# START OF DATASET RECORDS
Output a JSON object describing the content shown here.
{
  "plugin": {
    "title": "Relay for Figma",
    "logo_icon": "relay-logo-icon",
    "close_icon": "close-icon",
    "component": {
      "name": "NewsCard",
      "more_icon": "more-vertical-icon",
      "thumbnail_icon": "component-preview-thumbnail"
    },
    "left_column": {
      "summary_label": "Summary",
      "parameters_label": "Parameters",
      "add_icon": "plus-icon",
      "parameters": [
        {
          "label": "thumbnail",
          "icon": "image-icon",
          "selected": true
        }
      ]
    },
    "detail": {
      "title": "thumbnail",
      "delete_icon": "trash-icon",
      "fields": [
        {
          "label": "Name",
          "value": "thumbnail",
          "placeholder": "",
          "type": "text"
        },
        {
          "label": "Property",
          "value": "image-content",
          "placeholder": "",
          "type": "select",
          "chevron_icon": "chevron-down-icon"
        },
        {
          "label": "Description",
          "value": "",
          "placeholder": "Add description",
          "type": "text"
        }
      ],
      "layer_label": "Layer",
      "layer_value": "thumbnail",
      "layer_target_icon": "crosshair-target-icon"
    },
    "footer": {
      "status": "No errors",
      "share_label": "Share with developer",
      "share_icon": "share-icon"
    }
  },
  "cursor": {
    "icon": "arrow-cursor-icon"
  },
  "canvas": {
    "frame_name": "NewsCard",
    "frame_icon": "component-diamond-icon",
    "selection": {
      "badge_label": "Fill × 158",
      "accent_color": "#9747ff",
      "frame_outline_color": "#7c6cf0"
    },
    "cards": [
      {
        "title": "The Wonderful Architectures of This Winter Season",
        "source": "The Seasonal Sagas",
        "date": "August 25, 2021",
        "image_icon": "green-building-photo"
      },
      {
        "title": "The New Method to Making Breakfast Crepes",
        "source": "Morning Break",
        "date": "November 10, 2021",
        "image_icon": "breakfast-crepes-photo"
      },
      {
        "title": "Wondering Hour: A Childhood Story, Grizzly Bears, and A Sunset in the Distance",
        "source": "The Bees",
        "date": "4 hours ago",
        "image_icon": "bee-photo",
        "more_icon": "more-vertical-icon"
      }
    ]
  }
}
# END OF DATASET RECORDS
WHAT THE TASK ASKS: Filter the listing for the word "content" and copy every line that holds it.

SOLUTION BELOW:
Output a JSON object describing the content shown here.
          "value": "image-content",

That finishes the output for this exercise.